Excerpt to read |
[start]

# Still hurts



## BETRAYED0208 (Jun 9, 2009)

My wife had an affair back in May of 08 with someone she met on the Internet probably as early as Feb of 08. They chatted on line for sometime and in either April or May started to see each other while I was at work. She finally crossed the line in May and had intimate relations with him. Of course after that the man did not call her again all he wanted was sex not a relationship. I love her very much we have been married for 30 years we have to great sons one 25 and one 19 and I never would leave her. I forgave and we are restoring our marriage we even renewed our vows in November. It has been
a year since her infidelity and in August it will be a year since I found out. I am still
hurting and she can be very loving then turnaround and be very distant when I tell her I love her she doesn’t say much other times she tells me she loves me without me asking.
I am still totally confused and tormented by what happened I have been seeing a psychologist since Oct and I still can’t cope at times. I no longer discuss the issue with her be cause we argue and get no where. She said it was my fault for years of looking at other women on the street which did a lot of damage to her self esteem. Her self esteem
has been an issue since she was a little girl and no matter how much I told her I loved her or how great she looked it would not sink in


----------



## michzz (Jun 6, 2008)

Unfortunately, you both are at the very beginning of this recovery process. And you both are in different place regarding her affair.

You really need the help of a marriage counselor.

She is not recovering from the same thing that you are recovering from.

Your goals may be completely different. She blames you for her failing.


----------



## Amplexor (Feb 13, 2008)

BETRAYED0208 said:


> I no longer discuss the issue with her be cause we argue and get no where. She said it was my fault for years of looking at other women on the street which did a lot of damage to her self esteem.


While you may have made mistakes in the marriage she needs to take responsibility for her failure. This is not your fault. She made a conscious decision to have sex with another man. She failed her wedding vows and traded her marital virtue for a few minutes of pleaser and self esteem building. How much more was her self esteem damaged by this predator that used her for his own needs and dropped her like a cigarette butt when he was done with her. You need to commit to the changes to make your marriage a better place but she need to accept the blame for the indiscretion. Until she does that she will never look to you for forgiveness and try to patch up the damage. 

It sounds as if she could use some individual counseling as well.


----------



## They Call Me Smooth (May 5, 2009)

+1 Amplexor. Sorry but I am a firm believer that there is ZERO and I mean ZERO reason to cheat on someone. If you aren't happy then you leave. You don't betray someone. 

What your wife is doing is deflecting the blame on you. If you aren't both seeing a marriage counselor then maybe you should. I can understand going by yourself to help you deal with it but in order for your marriage to heal and to avoid doing the same things you need to talk it out. Some times fighting over something is better then ignoring it. I know my wife and I got into our situation but ignoring every thing.


----------

[end]

Stated problem | Repeat the stretch of the forum thread from "It sounds as" through "ignoring every thing.", changing "marriage counselor" to "couples therapist". The material that follows has no connection to the forum thread.

Data section |
[start]

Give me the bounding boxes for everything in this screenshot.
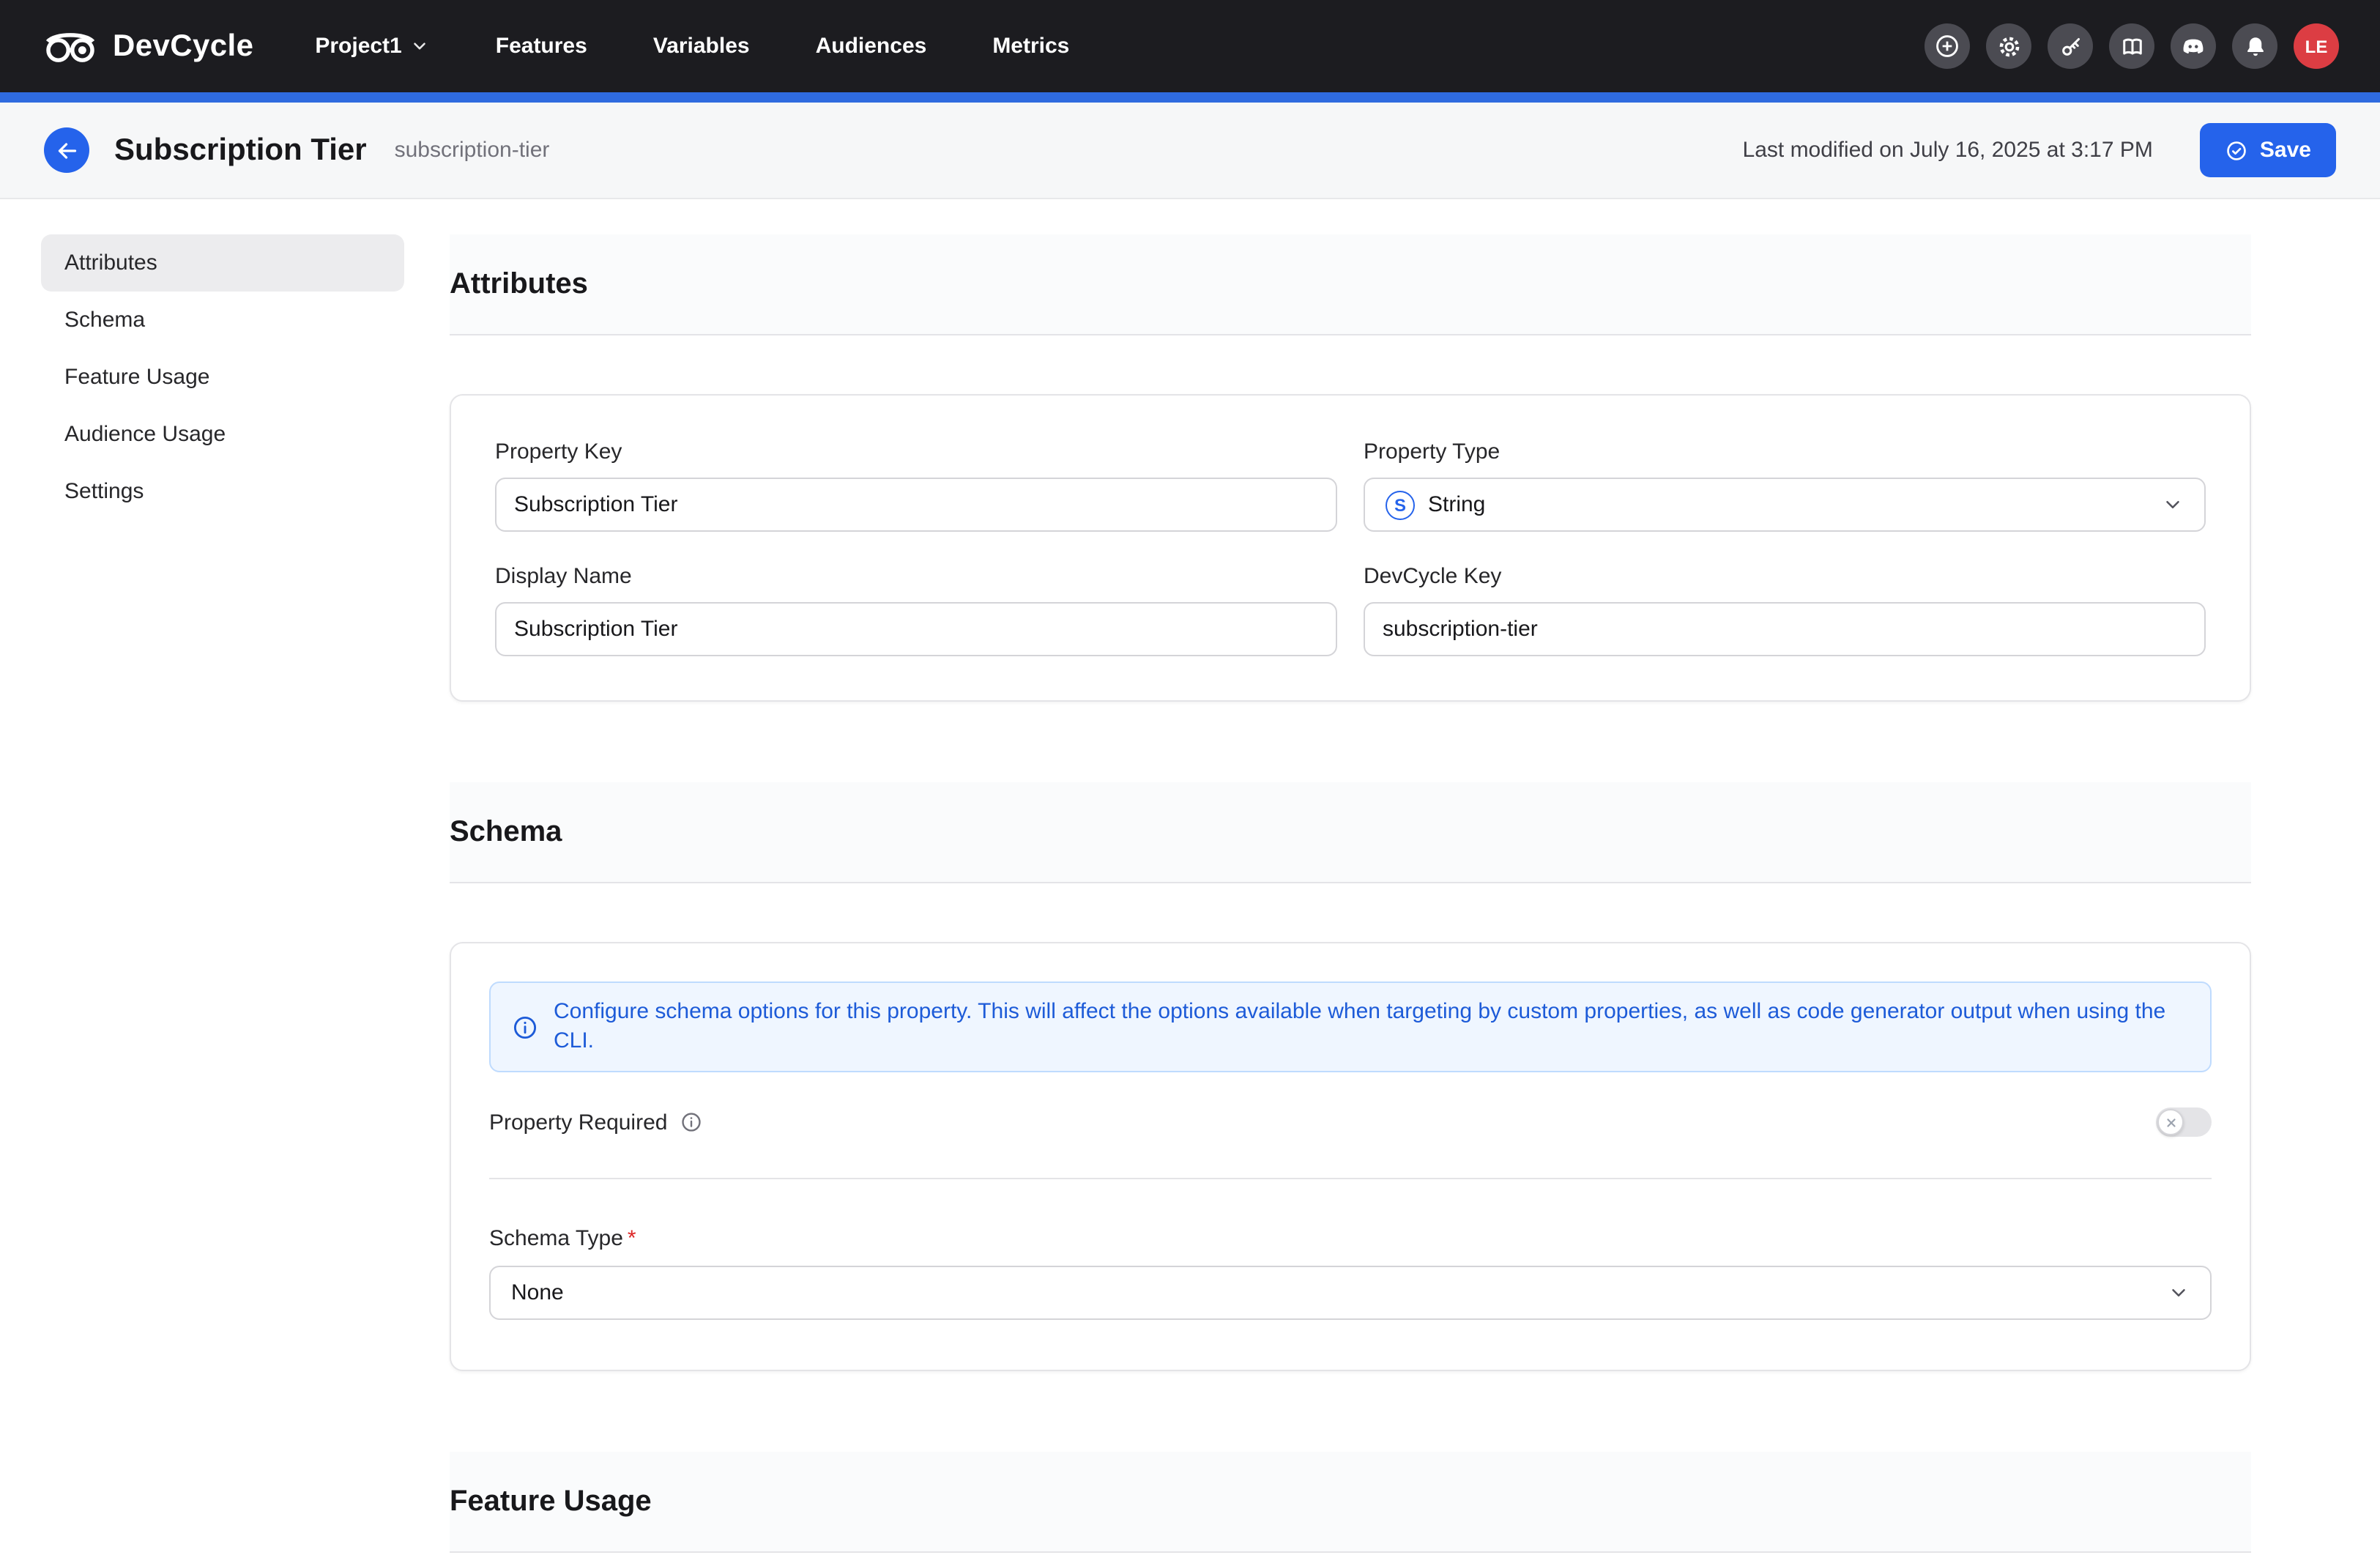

[end]

Correct result |
It sounds as if she could use some individual counseling as well.


----------



## They Call Me Smooth (May 5, 2009)

+1 Amplexor. Sorry but I am a firm believer that there is ZERO and I mean ZERO reason to cheat on someone. If you aren't happy then you leave. You don't betray someone. 

What your wife is doing is deflecting the blame on you. If you aren't both seeing a couples therapist then maybe you should. I can understand going by yourself to help you deal with it but in order for your marriage to heal and to avoid doing the same things you need to talk it out. Some times fighting over something is better then ignoring it. I know my wife and I got into our situation but ignoring every thing.